STATED PROBLEM | Copy out the rows verbatim from the line with "point-tyrese-maxey (294, 263, 301, 271)" to the line with "point-tyrese-maxey (464, 160, 471, 167)", including both of those lines.

MATERIAL TO PROCESS |
------------------------------------------------------------------------
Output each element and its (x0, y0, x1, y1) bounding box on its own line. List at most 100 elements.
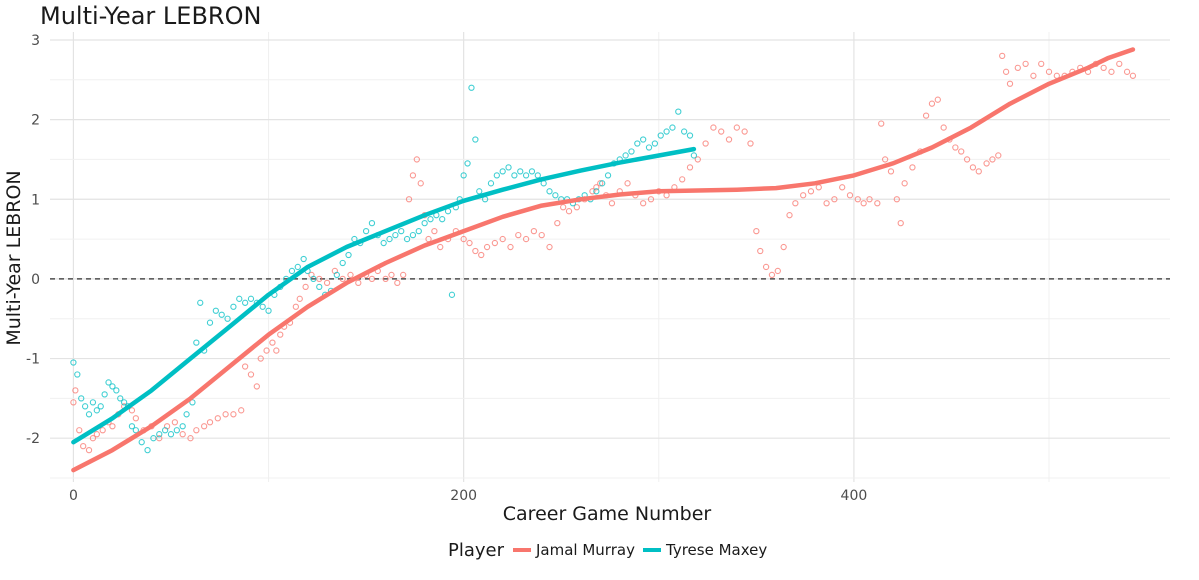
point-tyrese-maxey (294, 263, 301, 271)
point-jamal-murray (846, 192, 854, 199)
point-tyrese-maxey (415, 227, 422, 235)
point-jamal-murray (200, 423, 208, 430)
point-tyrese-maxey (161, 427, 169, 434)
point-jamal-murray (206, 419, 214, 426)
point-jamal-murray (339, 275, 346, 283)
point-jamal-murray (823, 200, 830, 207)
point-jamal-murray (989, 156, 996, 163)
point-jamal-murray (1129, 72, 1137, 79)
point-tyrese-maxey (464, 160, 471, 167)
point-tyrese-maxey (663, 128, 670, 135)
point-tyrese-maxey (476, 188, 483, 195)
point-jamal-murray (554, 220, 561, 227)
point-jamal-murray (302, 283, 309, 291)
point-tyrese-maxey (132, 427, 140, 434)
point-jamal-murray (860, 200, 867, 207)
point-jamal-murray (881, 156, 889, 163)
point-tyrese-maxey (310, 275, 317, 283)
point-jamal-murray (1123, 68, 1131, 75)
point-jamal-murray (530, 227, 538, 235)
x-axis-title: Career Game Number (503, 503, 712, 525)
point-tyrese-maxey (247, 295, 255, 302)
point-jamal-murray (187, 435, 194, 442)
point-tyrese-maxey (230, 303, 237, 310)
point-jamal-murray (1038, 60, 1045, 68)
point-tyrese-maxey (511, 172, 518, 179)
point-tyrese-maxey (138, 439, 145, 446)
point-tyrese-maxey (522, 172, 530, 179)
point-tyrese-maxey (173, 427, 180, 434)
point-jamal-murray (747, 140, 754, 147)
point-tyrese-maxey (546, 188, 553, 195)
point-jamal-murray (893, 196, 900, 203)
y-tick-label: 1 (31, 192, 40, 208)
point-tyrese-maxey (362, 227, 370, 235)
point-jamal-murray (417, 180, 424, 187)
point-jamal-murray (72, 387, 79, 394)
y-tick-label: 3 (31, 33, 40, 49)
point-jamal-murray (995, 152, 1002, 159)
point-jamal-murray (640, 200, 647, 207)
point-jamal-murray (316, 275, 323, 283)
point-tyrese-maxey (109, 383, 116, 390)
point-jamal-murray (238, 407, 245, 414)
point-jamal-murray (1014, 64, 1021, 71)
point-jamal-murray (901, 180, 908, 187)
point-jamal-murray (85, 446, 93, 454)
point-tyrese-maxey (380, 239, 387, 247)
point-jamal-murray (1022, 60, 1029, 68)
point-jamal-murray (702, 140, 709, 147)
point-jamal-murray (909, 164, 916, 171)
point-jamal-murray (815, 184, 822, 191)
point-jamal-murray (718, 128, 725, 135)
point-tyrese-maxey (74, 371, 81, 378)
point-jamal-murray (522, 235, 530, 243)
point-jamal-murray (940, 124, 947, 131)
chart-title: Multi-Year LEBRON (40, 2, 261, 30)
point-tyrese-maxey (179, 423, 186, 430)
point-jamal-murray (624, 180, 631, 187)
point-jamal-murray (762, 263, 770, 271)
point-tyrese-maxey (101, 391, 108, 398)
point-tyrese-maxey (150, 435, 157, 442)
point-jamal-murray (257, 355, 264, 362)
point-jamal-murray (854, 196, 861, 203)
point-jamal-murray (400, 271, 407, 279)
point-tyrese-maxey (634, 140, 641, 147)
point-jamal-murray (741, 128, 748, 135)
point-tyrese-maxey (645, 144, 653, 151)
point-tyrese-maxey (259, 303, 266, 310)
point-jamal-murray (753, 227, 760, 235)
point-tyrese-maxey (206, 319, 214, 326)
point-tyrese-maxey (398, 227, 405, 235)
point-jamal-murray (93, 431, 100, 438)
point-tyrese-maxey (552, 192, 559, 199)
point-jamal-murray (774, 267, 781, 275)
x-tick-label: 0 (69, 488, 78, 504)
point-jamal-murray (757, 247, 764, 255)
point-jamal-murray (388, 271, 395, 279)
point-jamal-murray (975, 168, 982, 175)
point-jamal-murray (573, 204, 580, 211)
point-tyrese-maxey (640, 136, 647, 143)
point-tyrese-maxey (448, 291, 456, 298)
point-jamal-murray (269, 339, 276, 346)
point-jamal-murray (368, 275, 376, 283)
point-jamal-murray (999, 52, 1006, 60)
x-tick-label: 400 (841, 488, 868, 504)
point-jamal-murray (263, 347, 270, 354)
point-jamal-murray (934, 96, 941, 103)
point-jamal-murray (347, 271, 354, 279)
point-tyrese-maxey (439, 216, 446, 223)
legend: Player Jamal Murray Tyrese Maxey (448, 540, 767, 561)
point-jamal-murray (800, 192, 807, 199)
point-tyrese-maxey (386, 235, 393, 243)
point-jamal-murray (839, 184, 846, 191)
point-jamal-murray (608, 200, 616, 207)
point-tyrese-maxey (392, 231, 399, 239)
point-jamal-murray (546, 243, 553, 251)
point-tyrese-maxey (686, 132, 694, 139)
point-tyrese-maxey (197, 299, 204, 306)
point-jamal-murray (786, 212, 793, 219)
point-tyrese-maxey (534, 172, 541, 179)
------------------------------------------------------------------------
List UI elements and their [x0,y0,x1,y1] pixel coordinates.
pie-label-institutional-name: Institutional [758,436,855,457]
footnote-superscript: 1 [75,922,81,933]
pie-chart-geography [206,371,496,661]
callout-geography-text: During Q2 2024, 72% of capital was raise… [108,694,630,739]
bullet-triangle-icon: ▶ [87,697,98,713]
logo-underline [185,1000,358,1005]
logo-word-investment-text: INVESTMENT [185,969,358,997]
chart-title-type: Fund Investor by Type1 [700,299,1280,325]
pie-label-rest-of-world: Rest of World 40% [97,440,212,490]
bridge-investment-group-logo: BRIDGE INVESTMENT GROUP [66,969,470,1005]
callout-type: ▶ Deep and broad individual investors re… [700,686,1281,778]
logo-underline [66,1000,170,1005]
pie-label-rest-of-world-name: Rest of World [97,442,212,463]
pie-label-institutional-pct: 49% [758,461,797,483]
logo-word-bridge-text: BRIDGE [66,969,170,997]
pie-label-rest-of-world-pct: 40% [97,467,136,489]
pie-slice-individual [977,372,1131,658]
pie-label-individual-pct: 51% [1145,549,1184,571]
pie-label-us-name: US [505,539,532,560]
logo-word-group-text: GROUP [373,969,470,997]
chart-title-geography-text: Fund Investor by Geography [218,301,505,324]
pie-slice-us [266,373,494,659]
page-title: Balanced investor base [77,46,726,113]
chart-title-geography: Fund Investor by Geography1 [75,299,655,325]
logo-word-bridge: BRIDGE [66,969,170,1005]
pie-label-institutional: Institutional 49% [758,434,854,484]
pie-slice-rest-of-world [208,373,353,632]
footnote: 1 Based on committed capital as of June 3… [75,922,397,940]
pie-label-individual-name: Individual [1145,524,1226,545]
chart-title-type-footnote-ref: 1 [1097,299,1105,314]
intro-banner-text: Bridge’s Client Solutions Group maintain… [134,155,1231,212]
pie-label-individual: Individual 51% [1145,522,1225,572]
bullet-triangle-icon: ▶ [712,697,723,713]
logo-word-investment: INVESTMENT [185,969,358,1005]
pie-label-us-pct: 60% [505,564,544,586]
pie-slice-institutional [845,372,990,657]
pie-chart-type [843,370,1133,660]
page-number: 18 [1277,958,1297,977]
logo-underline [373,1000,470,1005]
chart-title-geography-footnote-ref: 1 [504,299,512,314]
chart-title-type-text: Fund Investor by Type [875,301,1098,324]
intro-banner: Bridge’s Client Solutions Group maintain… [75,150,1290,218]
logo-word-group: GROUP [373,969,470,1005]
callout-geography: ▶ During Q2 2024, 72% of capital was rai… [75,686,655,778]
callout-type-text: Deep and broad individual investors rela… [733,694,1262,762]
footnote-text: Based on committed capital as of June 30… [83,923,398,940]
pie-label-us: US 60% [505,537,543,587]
------------------------------------------------------------------------
RESPONSE BELOW |
point-tyrese-maxey (294, 263, 301, 271)
point-jamal-murray (846, 192, 854, 199)
point-tyrese-maxey (415, 227, 422, 235)
point-jamal-murray (200, 423, 208, 430)
point-tyrese-maxey (161, 427, 169, 434)
point-jamal-murray (206, 419, 214, 426)
point-jamal-murray (339, 275, 346, 283)
point-jamal-murray (823, 200, 830, 207)
point-jamal-murray (989, 156, 996, 163)
point-jamal-murray (1129, 72, 1137, 79)
point-tyrese-maxey (464, 160, 471, 167)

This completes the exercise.